**Written task**
Return each line of the data below verbatim; pictures are to be left out.

[Items listed in a dataset]
▬▬▬▬▬▬▬▬▬▬

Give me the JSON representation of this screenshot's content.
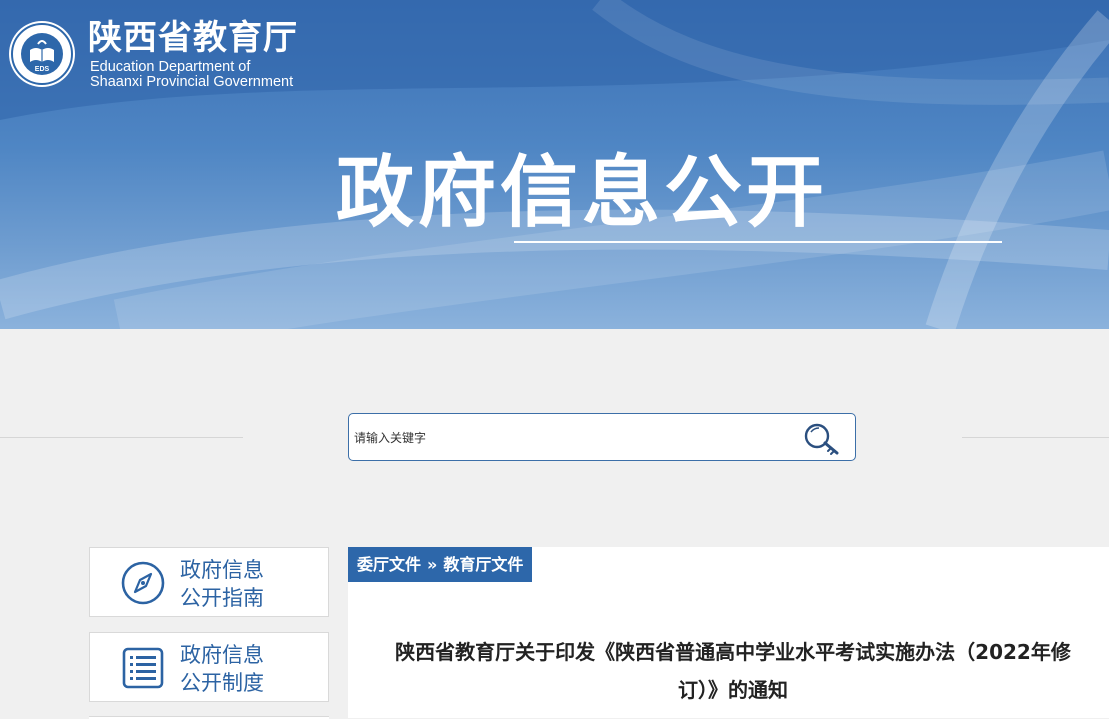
{
  "header": {
    "site_name": "陕西省教育厅",
    "site_name_en_line1": "Education Department of",
    "site_name_en_line2": "Shaanxi Provincial Government",
    "logo_text": "EDS",
    "banner_title": "政府信息公开"
  },
  "search": {
    "placeholder": "请输入关键字",
    "icon": "search-key-icon"
  },
  "sidebar": {
    "items": [
      {
        "line1": "政府信息",
        "line2": "公开指南",
        "icon": "compass-icon"
      },
      {
        "line1": "政府信息",
        "line2": "公开制度",
        "icon": "list-document-icon"
      }
    ]
  },
  "breadcrumb": {
    "items": [
      "委厅文件",
      "教育厅文件"
    ],
    "separator": "»"
  },
  "document": {
    "title_line1": "陕西省教育厅关于印发《陕西省普通高中学业水平考试实施办法（2022年修",
    "title_line2": "订）》的通知"
  },
  "colors": {
    "brand_blue": "#2d67aa",
    "banner_blue": "#3a6fb4",
    "page_bg": "#f0f0f0"
  }
}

▬▬▬▬▬▬▬▬▬▬

**Correct answer**
Give me the JSON representation of this screenshot's content.
{
  "header": {
    "site_name": "陕西省教育厅",
    "site_name_en_line1": "Education Department of",
    "site_name_en_line2": "Shaanxi Provincial Government",
    "logo_text": "EDS",
    "banner_title": "政府信息公开"
  },
  "search": {
    "placeholder": "请输入关键字",
    "icon": "search-key-icon"
  },
  "sidebar": {
    "items": [
      {
        "line1": "政府信息",
        "line2": "公开指南",
        "icon": "compass-icon"
      },
      {
        "line1": "政府信息",
        "line2": "公开制度",
        "icon": "list-document-icon"
      }
    ]
  },
  "breadcrumb": {
    "items": [
      "委厅文件",
      "教育厅文件"
    ],
    "separator": "»"
  },
  "document": {
    "title_line1": "陕西省教育厅关于印发《陕西省普通高中学业水平考试实施办法（2022年修",
    "title_line2": "订）》的通知"
  },
  "colors": {
    "brand_blue": "#2d67aa",
    "banner_blue": "#3a6fb4",
    "page_bg": "#f0f0f0"
  }
}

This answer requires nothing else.